▶ What is asked
Reproduce all of the material word for word.

[Records from a collection]

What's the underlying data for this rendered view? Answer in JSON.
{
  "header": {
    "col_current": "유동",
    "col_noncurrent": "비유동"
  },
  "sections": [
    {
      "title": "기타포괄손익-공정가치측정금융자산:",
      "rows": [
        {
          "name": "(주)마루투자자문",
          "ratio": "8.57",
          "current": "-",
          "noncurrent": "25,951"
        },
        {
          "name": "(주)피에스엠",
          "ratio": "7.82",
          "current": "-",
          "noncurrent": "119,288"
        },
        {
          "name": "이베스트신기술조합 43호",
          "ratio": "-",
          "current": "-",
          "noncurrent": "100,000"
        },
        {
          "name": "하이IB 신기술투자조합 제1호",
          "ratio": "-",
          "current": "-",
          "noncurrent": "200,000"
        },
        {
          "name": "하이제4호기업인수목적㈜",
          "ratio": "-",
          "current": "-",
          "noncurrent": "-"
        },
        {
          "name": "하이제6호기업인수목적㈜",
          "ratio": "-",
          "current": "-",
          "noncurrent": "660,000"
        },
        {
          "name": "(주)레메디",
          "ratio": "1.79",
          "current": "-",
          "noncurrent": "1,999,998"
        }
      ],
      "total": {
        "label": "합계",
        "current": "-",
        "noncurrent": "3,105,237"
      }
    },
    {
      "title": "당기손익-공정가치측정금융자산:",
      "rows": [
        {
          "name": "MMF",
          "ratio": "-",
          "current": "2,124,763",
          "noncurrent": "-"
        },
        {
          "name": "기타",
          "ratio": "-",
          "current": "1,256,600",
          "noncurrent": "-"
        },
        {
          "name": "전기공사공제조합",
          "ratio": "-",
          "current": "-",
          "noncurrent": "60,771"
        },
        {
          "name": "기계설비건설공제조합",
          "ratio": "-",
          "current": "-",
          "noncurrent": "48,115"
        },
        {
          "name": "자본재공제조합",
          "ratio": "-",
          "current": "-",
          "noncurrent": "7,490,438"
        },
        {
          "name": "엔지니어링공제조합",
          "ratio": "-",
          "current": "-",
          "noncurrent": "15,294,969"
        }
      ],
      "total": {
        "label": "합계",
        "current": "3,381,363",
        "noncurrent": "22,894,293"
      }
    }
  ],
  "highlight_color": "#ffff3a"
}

▶ Completed exercise
What's the underlying data for this rendered view? Answer in JSON.
{
  "header": {
    "col_current": "유동",
    "col_noncurrent": "비유동"
  },
  "sections": [
    {
      "title": "기타포괄손익-공정가치측정금융자산:",
      "rows": [
        {
          "name": "(주)마루투자자문",
          "ratio": "8.57",
          "current": "-",
          "noncurrent": "25,951"
        },
        {
          "name": "(주)피에스엠",
          "ratio": "7.82",
          "current": "-",
          "noncurrent": "119,288"
        },
        {
          "name": "이베스트신기술조합 43호",
          "ratio": "-",
          "current": "-",
          "noncurrent": "100,000"
        },
        {
          "name": "하이IB 신기술투자조합 제1호",
          "ratio": "-",
          "current": "-",
          "noncurrent": "200,000"
        },
        {
          "name": "하이제4호기업인수목적㈜",
          "ratio": "-",
          "current": "-",
          "noncurrent": "-"
        },
        {
          "name": "하이제6호기업인수목적㈜",
          "ratio": "-",
          "current": "-",
          "noncurrent": "660,000"
        },
        {
          "name": "(주)레메디",
          "ratio": "1.79",
          "current": "-",
          "noncurrent": "1,999,998"
        }
      ],
      "total": {
        "label": "합계",
        "current": "-",
        "noncurrent": "3,105,237"
      }
    },
    {
      "title": "당기손익-공정가치측정금융자산:",
      "rows": [
        {
          "name": "MMF",
          "ratio": "-",
          "current": "2,124,763",
          "noncurrent": "-"
        },
        {
          "name": "기타",
          "ratio": "-",
          "current": "1,256,600",
          "noncurrent": "-"
        },
        {
          "name": "전기공사공제조합",
          "ratio": "-",
          "current": "-",
          "noncurrent": "60,771"
        },
        {
          "name": "기계설비건설공제조합",
          "ratio": "-",
          "current": "-",
          "noncurrent": "48,115"
        },
        {
          "name": "자본재공제조합",
          "ratio": "-",
          "current": "-",
          "noncurrent": "7,490,438"
        },
        {
          "name": "엔지니어링공제조합",
          "ratio": "-",
          "current": "-",
          "noncurrent": "15,294,969"
        }
      ],
      "total": {
        "label": "합계",
        "current": "3,381,363",
        "noncurrent": "22,894,293"
      }
    }
  ],
  "highlight_color": "#ffff3a"
}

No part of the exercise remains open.